> What needs to be done
Pull out all lines from the listing below in which the word "convection" appears.

> Information shown
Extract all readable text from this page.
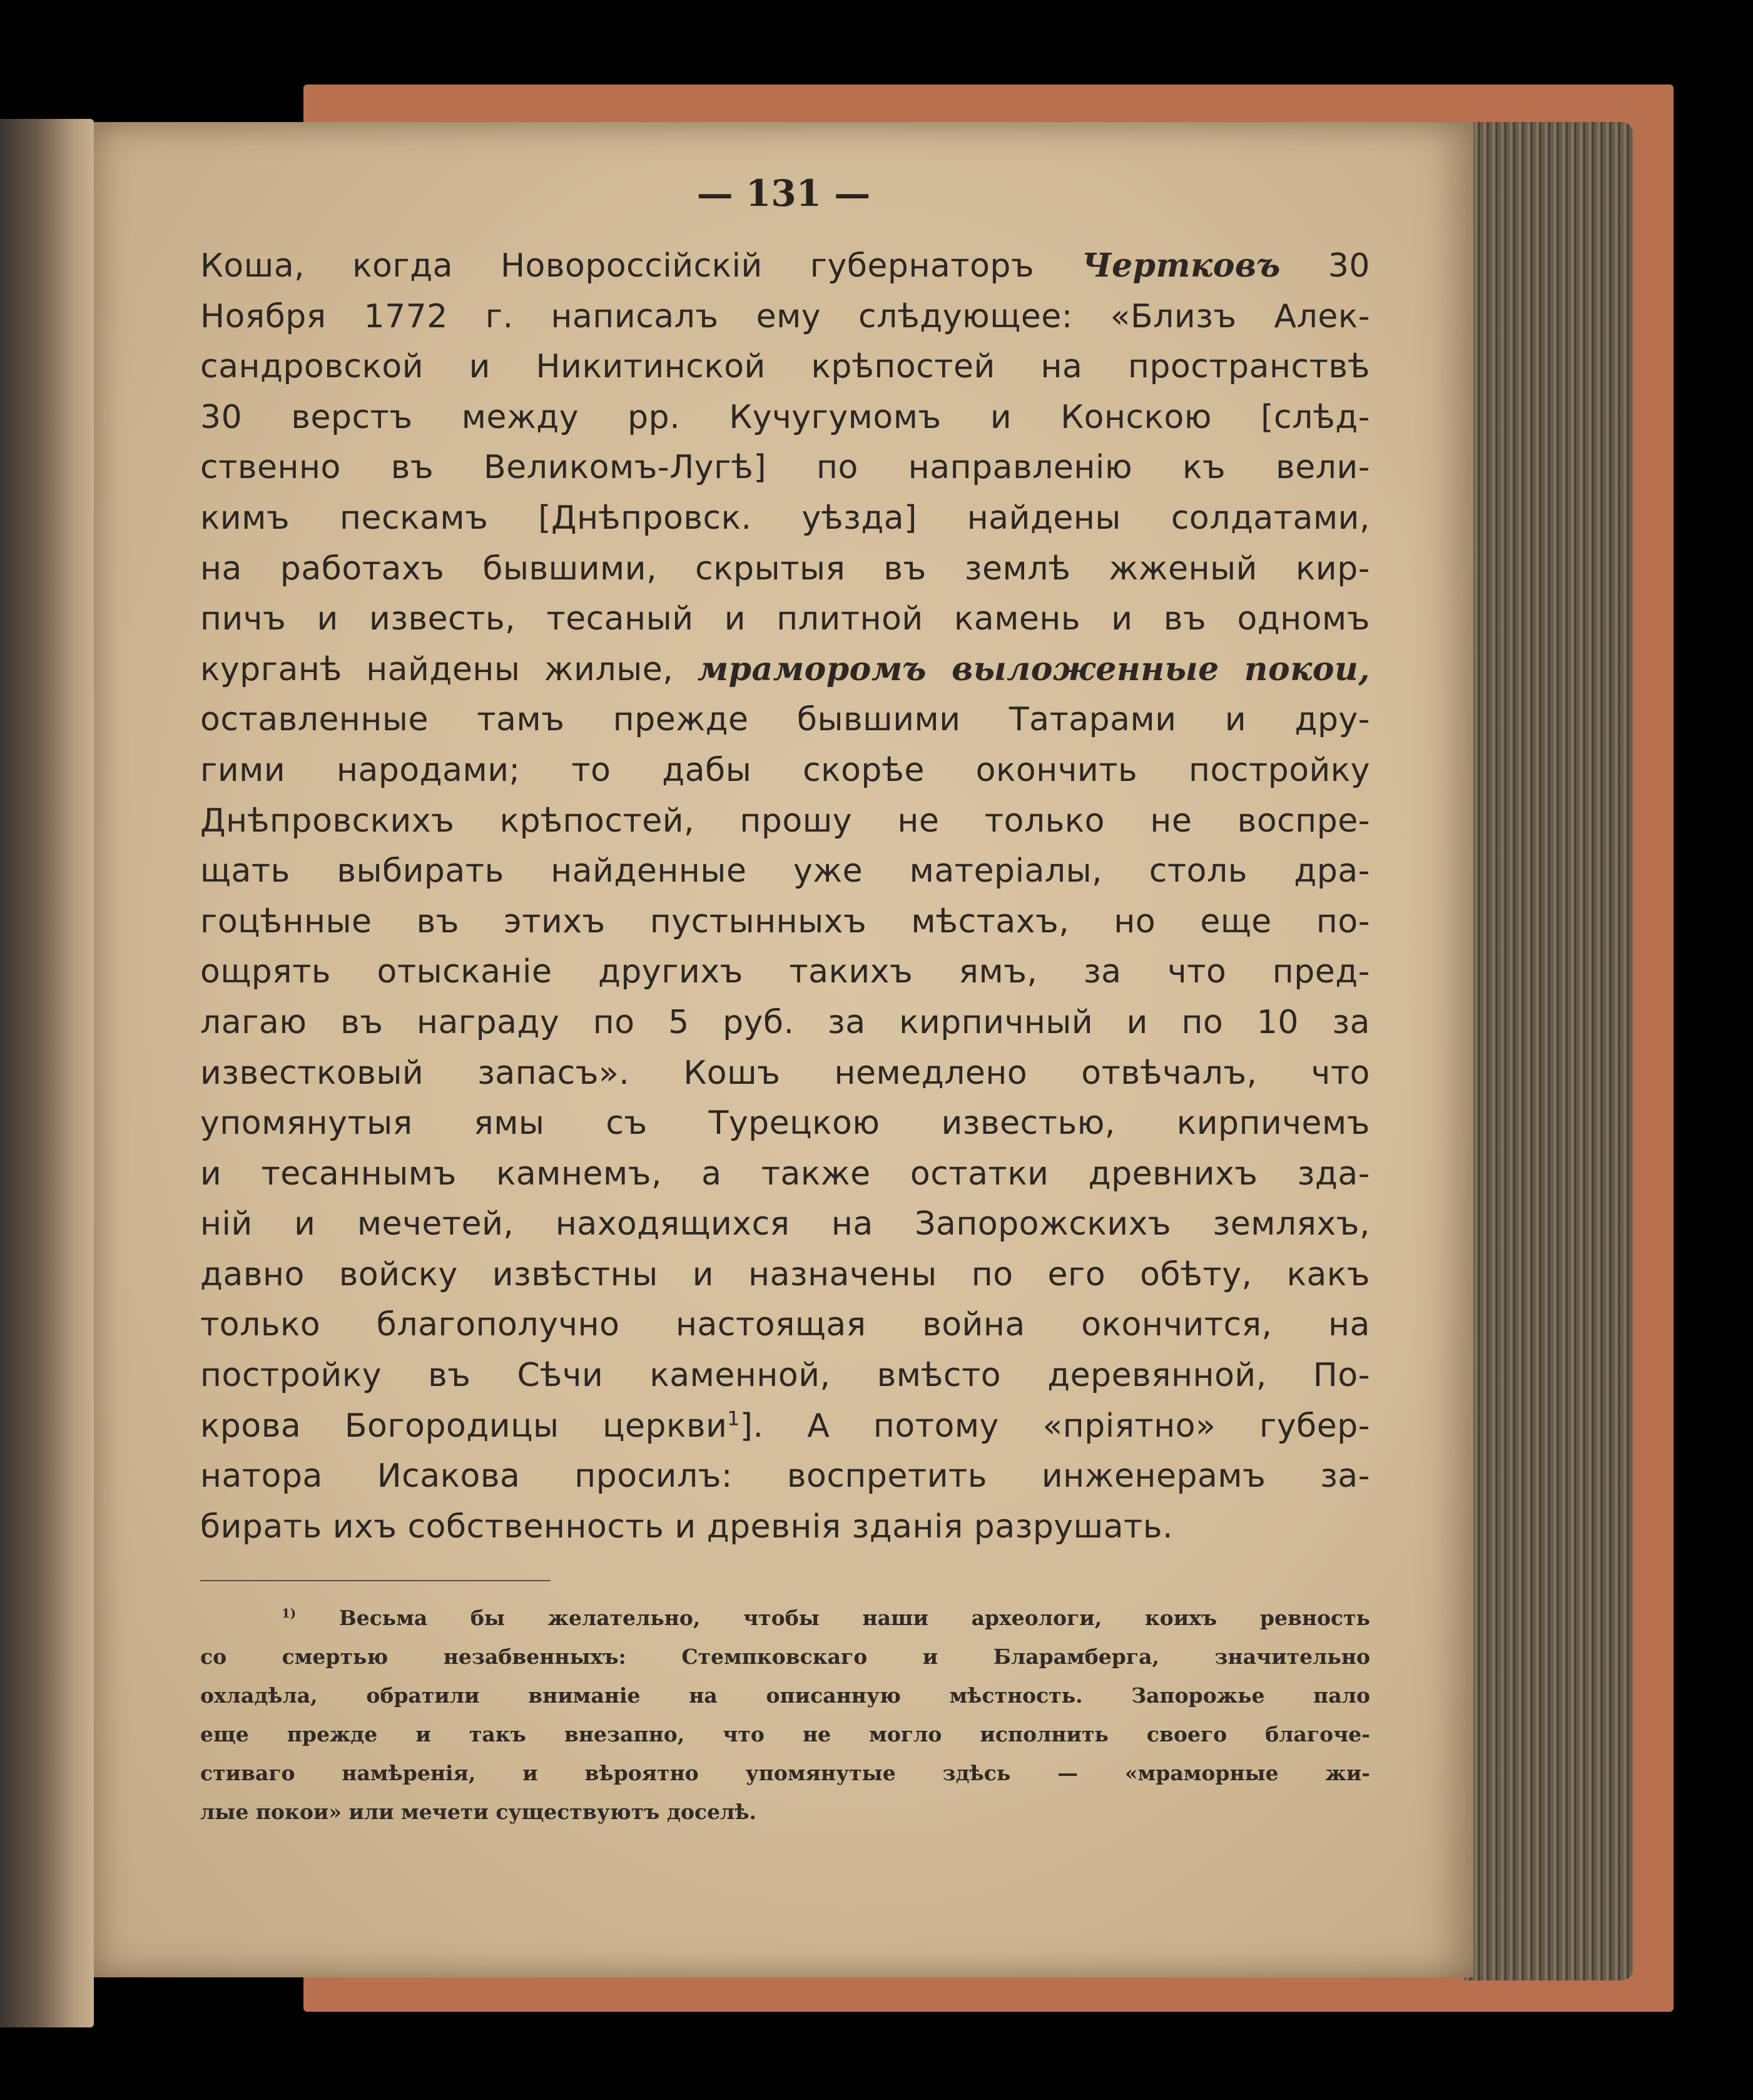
— 131 —
Коша, когда Новороссійскій губернаторъ Чертковъ 30
Ноября 1772 г. написалъ ему слѣдующее: «Близъ Алек-
сандровской и Никитинской крѣпостей на пространствѣ
30 верстъ между рр. Кучугумомъ и Конскою [слѣд-
ственно въ Великомъ-Лугѣ] по направленію къ вели-
кимъ пескамъ [Днѣпровск. уѣзда] найдены солдатами,
на работахъ бывшими, скрытыя въ землѣ жженый кир-
пичъ и известь, тесаный и плитной камень и въ одномъ
курганѣ найдены жилые, мраморомъ выложенные покои,
оставленные тамъ прежде бывшими Татарами и дру-
гими народами; то дабы скорѣе окончить постройку
Днѣпровскихъ крѣпостей, прошу не только не воспре-
щать выбирать найденные уже матеріалы, столь дра-
гоцѣнные въ этихъ пустынныхъ мѣстахъ, но еще по-
ощрять отысканіе другихъ такихъ ямъ, за что пред-
лагаю въ награду по 5 руб. за кирпичный и по 10 за
известковый запасъ». Кошъ немедлено отвѣчалъ, что
упомянутыя ямы съ Турецкою известью, кирпичемъ
и тесаннымъ камнемъ, а также остатки древнихъ зда-
ній и мечетей, находящихся на Запорожскихъ земляхъ,
давно войску извѣстны и назначены по его обѣту, какъ
только благополучно настоящая война окончится, на
постройку въ Сѣчи каменной, вмѣсто деревянной, По-
крова Богородицы церкви$^1$]. А потому «пріятно» губер-
натора Исакова просилъ: воспретить инженерамъ за-
бирать ихъ собственность и древнія зданія разрушать.
$^{1)}$ Весьма бы желательно, чтобы наши археологи, коихъ ревность
со смертью незабвенныхъ: Стемпковскаго и Бларамберга, значительно
охладѣла, обратили вниманіе на описанную мѣстность. Запорожье пало
еще прежде и такъ внезапно, что не могло исполнить своего благоче-
стиваго намѣренія, и вѣроятно упомянутые здѣсь — «мраморные жи-
лые покои» или мечети существуютъ доселѣ.
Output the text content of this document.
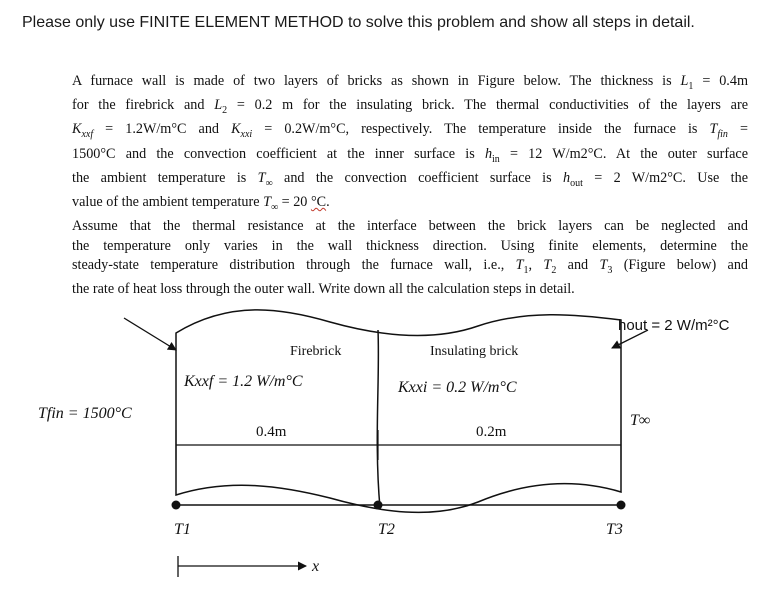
Please only use FINITE ELEMENT METHOD to solve this problem and show all steps in detail.

A furnace wall is made of two layers of bricks as shown in Figure below. The thickness is $L_1 = 0.4m$

for the firebrick and $L_2 = 0.2$ m for the insulating brick. The thermal conductivities of the layers are

$K_{xxf} = 1.2W/m^\circ C$ and $K_{xxi} = 0.2W/m^\circ C$, respectively. The temperature inside the furnace is $T_{fin}$ =

1500°C and the convection coefficient at the inner surface is $h_{in} = 12$ W/m2°C. At the outer surface

the ambient temperature is $T_\infty$ and the convection coefficient surface is $h_{out} = 2$ W/m2°C. Use the

value of the ambient temperature $T_\infty = 20$ °C.

Assume that the thermal resistance at the interface between the brick layers can be neglected and

the temperature only varies in the wall thickness direction. Using finite elements, determine the

steady-state temperature distribution through the furnace wall, i.e., $T_1$, $T_2$ and $T_3$ (Figure below) and

the rate of heat loss through the outer wall. Write down all the calculation steps in detail.

hout = 2 W/m²°C
Firebrick	Insulating brick
Kxxf = 1.2 W/m°C	Kxxi = 0.2 W/m°C
Tfin = 1500°C	T∞
0.4m	0.2m
T1	T2	T3
x
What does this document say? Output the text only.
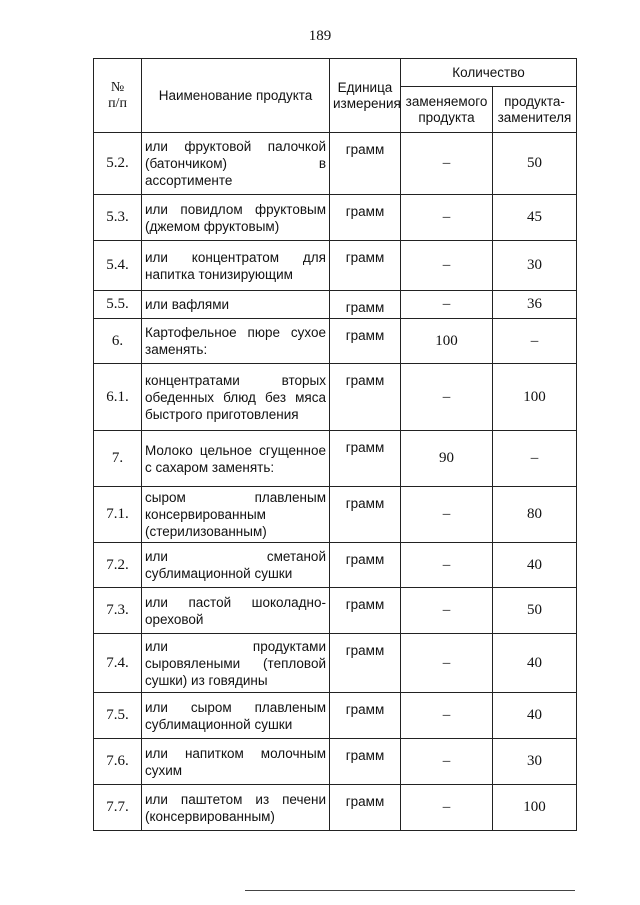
189
№
п/п	Наименование продукта	Единица измерения	Количество	
			заменяемого продукта	продукта-заменителя
5.2.	или фруктовой палочкой (батончиком) в ассортименте	грамм	–	50
5.3.	или повидлом фруктовым (джемом фруктовым)	грамм	–	45
5.4.	или концентратом для напитка тонизирующим	грамм	–	30
5.5.	или вафлями	грамм	–	36
6.	Картофельное пюре сухое заменять:	грамм	100	–
6.1.	концентратами вторых обеденных блюд без мяса быстрого приготовления	грамм	–	100
7.	Молоко цельное сгущенное с сахаром заменять:	грамм	90	–
7.1.	сыром плавленым консервированным (стерилизованным)	грамм	–	80
7.2.	или сметаной сублимационной сушки	грамм	–	40
7.3.	или пастой шоколадно-ореховой	грамм	–	50
7.4.	или продуктами сыровялеными (тепловой сушки) из говядины	грамм	–	40
7.5.	или сыром плавленым сублимационной сушки	грамм	–	40
7.6.	или напитком молочным сухим	грамм	–	30
7.7.	или паштетом из печени (консервированным)	грамм	–	100
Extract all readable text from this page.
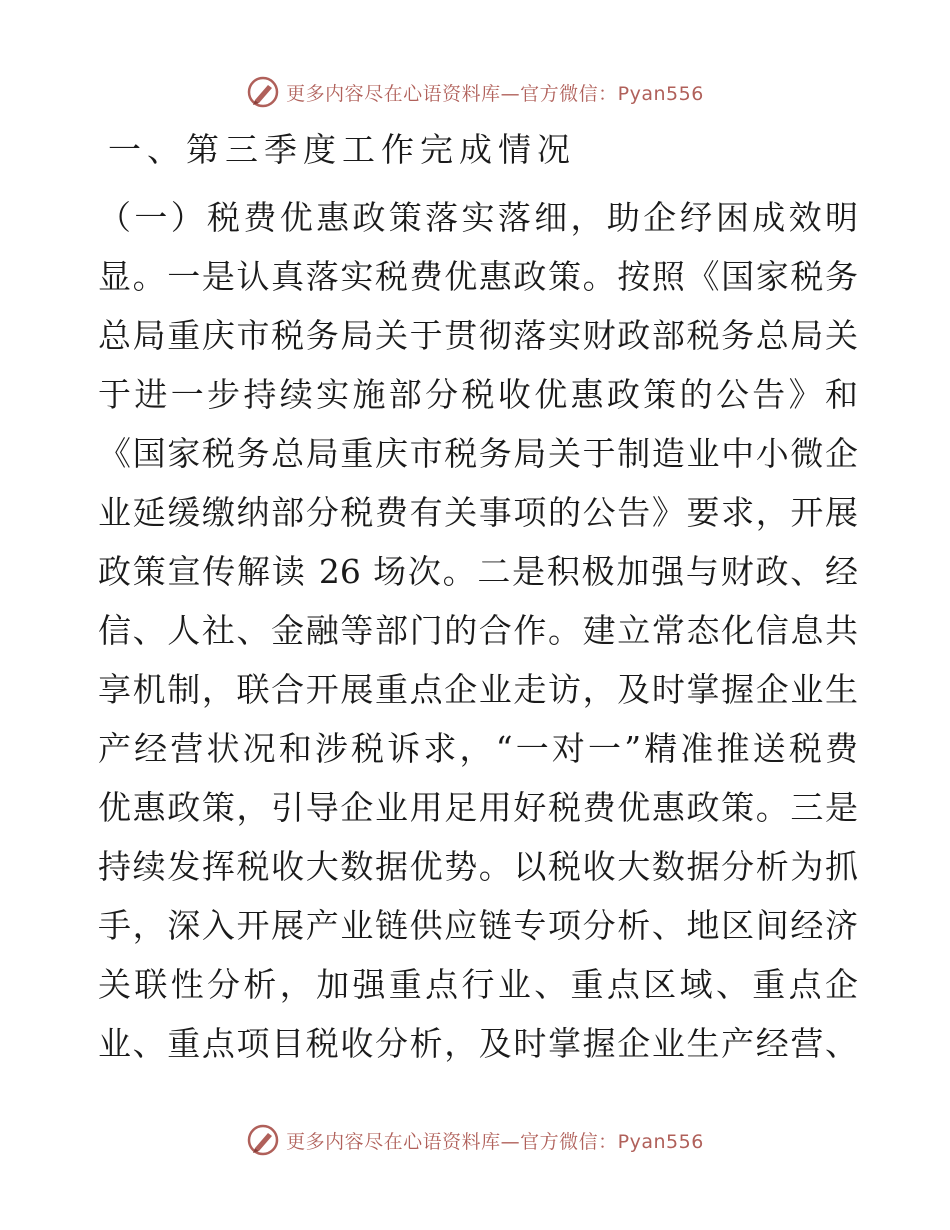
更多内容尽在心语资料库—官方微信：Pyan556
一、第三季度工作完成情况
（一）税费优惠政策落实落细，助企纾困成效明
显。一是认真落实税费优惠政策。按照《国家税务
总局重庆市税务局关于贯彻落实财政部税务总局关
于进一步持续实施部分税收优惠政策的公告》和
《国家税务总局重庆市税务局关于制造业中小微企
业延缓缴纳部分税费有关事项的公告》要求，开展
政策宣传解读 26 场次。二是积极加强与财政、经
信、人社、金融等部门的合作。建立常态化信息共
享机制，联合开展重点企业走访，及时掌握企业生
产经营状况和涉税诉求，“一对一”精准推送税费
优惠政策，引导企业用足用好税费优惠政策。三是
持续发挥税收大数据优势。以税收大数据分析为抓
手，深入开展产业链供应链专项分析、地区间经济
关联性分析，加强重点行业、重点区域、重点企
业、重点项目税收分析，及时掌握企业生产经营、
更多内容尽在心语资料库—官方微信：Pyan556
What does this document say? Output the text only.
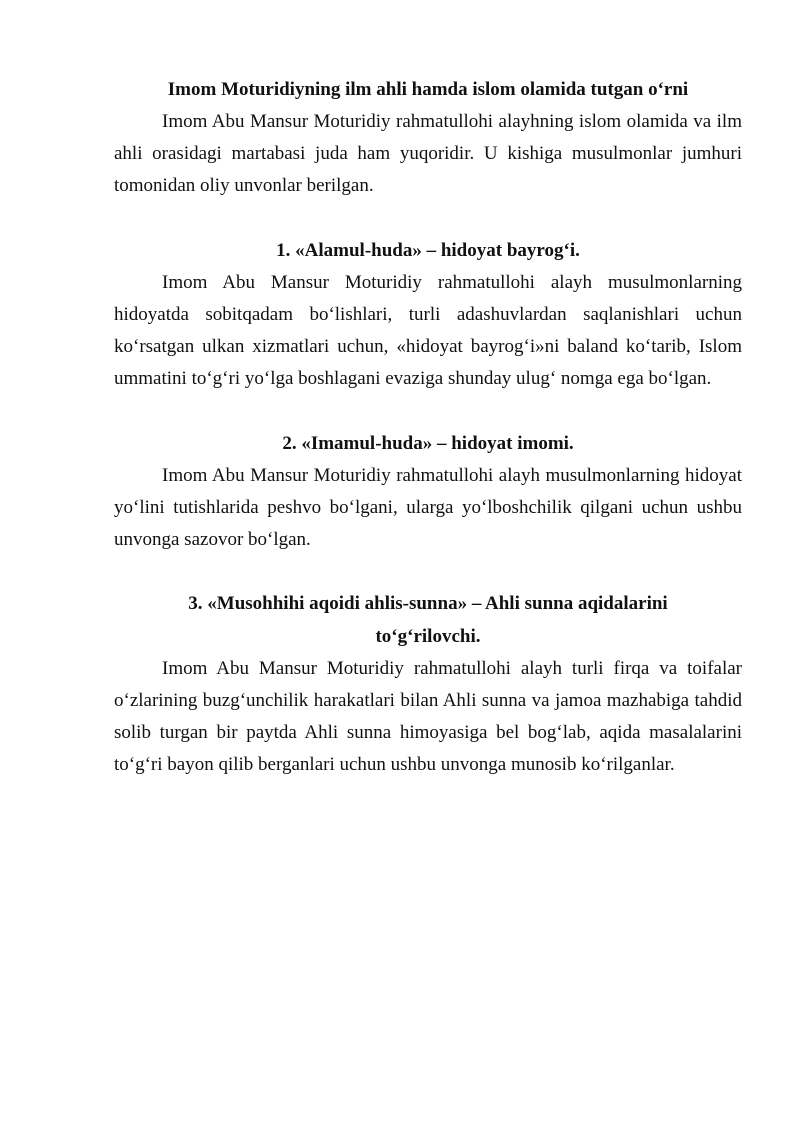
Imom Moturidiyning ilm ahli hamda islom olamida tutgan o‘rni

Imom Abu Mansur Moturidiy rahmatullohi alayhning islom olamida va ilm ahli orasidagi martabasi juda ham yuqoridir. U kishiga musulmonlar jumhuri tomonidan oliy unvonlar berilgan.

1. «Alamul-huda» – hidoyat bayrog‘i.

Imom Abu Mansur Moturidiy rahmatullohi alayh musulmonlarning hidoyatda sobitqadam bo‘lishlari, turli adashuvlardan saqlanishlari uchun ko‘rsatgan ulkan xizmatlari uchun, «hidoyat bayrog‘i»ni baland ko‘tarib, Islom ummatini to‘g‘ri yo‘lga boshlagani evaziga shunday ulug‘ nomga ega bo‘lgan.

2. «Imamul-huda» – hidoyat imomi.

Imom Abu Mansur Moturidiy rahmatullohi alayh musulmonlarning hidoyat yo‘lini tutishlarida peshvo bo‘lgani, ularga yo‘lboshchilik qilgani uchun ushbu unvonga sazovor bo‘lgan.

3. «Musohhihi aqoidi ahlis-sunna» – Ahli sunna aqidalarini to‘g‘rilovchi.

Imom Abu Mansur Moturidiy rahmatullohi alayh turli firqa va toifalar o‘zlarining buzg‘unchilik harakatlari bilan Ahli sunna va jamoa mazhabiga tahdid solib turgan bir paytda Ahli sunna himoyasiga bel bog‘lab, aqida masalalarini to‘g‘ri bayon qilib berganlari uchun ushbu unvonga munosib ko‘rilganlar.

> Completed exercise
1500°C and the convection coefficient at the inner surface is $h_{in} = 12$ W/m2°C. At the outer surface
the ambient temperature is $T_\infty$ and the convection coefficient surface is $h_{out} = 2$ W/m2°C. Use the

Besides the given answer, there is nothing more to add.